FRAGMENTO:
Homilía de la Misa Crismal: «Testigos de una intimidad itinerante»

11 abril de 2017

Gracia y paz a vosotros de parte de Jesucristo, el testigo fiel, el primogénito de entre los muertos, el príncipe de los reyes de la tierra. Aquel que nos ama, nos ha liberado de nuestros pecados por su sangre, nos ha convertido en un reino y hecho sacerdotes de Dios, su Padre. A él la gloria y el poder por los siglos de los siglos. Amén.[1]

Somos en Jesucristo un pueblo sacerdotal y profético
En este Martes Santo, la Santa y Venerable Iglesia Catedral nos acoge en esta celebración de la Misa Crismal, que tiene, por el conjunto de sus ritos, una fuerte impregnación eclesial. Junto a la Eucaristía, celebraremos un sacramental de gran valor para el servicio a la fe y a la gracia del Pueblo cristiano. La Iglesia renueva en esta expresiva y simbólica celebración su unción y misión en el Espíritu. En la bendición del óleo de los enfermos y de los catecúmenos, y en la consagración del Santo Crisma, instrumentos de la salvación de Dios en Cristo, utilizados en diversos sacramentos, la Iglesia se muestra como pueblo sacerdotal y profético.

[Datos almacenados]
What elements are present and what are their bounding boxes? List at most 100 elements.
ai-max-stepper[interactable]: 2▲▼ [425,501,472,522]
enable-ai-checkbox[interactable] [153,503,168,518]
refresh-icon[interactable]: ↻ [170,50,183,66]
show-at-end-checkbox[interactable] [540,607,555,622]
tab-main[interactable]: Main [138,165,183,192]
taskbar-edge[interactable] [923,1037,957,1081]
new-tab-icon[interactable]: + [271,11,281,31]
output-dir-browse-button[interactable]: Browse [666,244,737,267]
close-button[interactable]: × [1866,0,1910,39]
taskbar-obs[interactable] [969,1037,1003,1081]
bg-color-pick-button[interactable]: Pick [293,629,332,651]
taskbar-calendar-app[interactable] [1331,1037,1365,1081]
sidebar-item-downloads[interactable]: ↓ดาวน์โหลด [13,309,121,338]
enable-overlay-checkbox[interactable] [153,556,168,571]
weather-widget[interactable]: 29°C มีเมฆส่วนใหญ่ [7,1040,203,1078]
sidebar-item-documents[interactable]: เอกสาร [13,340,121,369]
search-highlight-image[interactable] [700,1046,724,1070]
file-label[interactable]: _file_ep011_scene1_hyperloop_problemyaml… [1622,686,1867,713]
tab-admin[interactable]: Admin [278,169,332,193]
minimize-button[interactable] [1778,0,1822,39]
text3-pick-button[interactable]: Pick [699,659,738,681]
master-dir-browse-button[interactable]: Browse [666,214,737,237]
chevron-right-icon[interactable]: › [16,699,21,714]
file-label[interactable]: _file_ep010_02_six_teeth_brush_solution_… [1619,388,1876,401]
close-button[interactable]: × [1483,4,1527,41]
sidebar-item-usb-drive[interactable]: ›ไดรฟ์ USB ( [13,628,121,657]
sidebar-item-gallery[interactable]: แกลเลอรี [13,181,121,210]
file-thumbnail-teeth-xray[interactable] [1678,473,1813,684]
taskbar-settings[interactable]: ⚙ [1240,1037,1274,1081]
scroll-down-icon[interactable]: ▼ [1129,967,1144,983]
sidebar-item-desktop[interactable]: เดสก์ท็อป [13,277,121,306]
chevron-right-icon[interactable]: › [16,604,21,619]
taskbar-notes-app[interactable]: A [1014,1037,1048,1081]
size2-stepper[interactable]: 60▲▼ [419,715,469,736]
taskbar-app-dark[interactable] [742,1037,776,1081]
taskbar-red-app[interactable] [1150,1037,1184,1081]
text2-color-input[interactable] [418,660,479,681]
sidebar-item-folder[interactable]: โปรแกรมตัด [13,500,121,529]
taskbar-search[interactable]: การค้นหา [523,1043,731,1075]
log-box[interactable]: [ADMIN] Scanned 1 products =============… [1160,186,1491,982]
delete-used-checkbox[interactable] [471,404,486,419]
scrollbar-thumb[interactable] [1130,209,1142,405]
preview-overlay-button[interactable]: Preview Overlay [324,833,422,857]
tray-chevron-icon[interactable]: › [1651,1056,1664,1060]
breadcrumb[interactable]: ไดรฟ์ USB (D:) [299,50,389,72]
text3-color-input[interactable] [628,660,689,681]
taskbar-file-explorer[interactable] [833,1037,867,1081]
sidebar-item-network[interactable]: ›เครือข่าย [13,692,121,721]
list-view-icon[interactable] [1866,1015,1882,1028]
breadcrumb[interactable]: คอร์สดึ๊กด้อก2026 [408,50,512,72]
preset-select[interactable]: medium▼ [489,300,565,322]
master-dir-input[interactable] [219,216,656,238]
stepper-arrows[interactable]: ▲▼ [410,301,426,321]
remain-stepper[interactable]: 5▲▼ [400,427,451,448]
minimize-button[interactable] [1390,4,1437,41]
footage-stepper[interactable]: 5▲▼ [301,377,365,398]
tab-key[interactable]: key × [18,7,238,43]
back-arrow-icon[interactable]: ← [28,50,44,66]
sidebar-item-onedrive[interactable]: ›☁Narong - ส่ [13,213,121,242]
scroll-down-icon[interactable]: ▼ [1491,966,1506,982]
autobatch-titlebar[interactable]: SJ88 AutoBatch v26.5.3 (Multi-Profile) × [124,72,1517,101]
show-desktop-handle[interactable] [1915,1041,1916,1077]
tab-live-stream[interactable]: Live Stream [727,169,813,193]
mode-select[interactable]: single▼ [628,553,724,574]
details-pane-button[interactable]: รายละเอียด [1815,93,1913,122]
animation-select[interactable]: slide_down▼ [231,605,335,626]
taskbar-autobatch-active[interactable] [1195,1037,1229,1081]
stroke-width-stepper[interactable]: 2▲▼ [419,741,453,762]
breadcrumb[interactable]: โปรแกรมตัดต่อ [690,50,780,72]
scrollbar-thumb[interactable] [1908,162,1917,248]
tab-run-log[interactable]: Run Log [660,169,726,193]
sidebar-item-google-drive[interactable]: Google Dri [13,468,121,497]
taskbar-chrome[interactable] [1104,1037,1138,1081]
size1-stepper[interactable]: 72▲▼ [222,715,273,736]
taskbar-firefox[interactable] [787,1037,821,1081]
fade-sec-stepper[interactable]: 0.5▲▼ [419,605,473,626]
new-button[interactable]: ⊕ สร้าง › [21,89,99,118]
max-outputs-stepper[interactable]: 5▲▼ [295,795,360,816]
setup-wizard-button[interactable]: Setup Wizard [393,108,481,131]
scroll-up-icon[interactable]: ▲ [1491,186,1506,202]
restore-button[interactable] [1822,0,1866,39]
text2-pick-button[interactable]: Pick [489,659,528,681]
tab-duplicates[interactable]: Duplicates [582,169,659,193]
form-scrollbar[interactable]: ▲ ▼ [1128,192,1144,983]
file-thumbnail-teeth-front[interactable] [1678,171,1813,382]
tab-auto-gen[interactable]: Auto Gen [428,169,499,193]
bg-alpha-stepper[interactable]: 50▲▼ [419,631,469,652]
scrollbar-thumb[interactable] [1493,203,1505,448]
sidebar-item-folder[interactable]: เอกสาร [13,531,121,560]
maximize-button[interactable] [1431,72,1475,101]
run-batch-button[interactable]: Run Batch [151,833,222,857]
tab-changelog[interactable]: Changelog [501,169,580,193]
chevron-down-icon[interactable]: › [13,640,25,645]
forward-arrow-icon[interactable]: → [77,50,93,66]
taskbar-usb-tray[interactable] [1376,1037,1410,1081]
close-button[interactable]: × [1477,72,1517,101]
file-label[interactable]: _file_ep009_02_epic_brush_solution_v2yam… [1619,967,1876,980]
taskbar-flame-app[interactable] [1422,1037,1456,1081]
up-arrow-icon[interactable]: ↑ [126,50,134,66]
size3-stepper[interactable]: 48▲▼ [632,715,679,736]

TAREA BREVE 1: Duplica sin ningún cambio todo el tramo de la homilía que va desde "Somos en Jesucristo" hasta "sacerdotal y profético.".
TAREA BREVE 2: Indica si cada afirmación coincide con la homilía y responde sí o no, citando textualmente las palabras que lo deciden: (a) la homilía lleva la fecha del 11 de abril de 2017; (b) la celebración tiene lugar en Jueves Santo; (c) en la celebración se consagra el óleo de los enfermos.

RESULTADO 1:
Somos en Jesucristo un pueblo sacerdotal y profético
En este Martes Santo, la Santa y Venerable Iglesia Catedral nos acoge en esta celebración de la Misa Crismal, que tiene, por el conjunto de sus ritos, una fuerte impregnación eclesial. Junto a la Eucaristía, celebraremos un sacramental de gran valor para el servicio a la fe y a la gracia del Pueblo cristiano. La Iglesia renueva en esta expresiva y simbólica celebración su unción y misión en el Espíritu. En la bendición del óleo de los enfermos y de los catecúmenos, y en la consagración del Santo Crisma, instrumentos de la salvación de Dios en Cristo, utilizados en diversos sacramentos, la Iglesia se muestra como pueblo sacerdotal y profético.

RESULTADO 2:
(a) Sí: «11 abril de 2017».
(b) No: «En este Martes Santo».
(c) No: «En la bendición del óleo de los enfermos y de los catecúmenos, y en la consagración del Santo Crisma».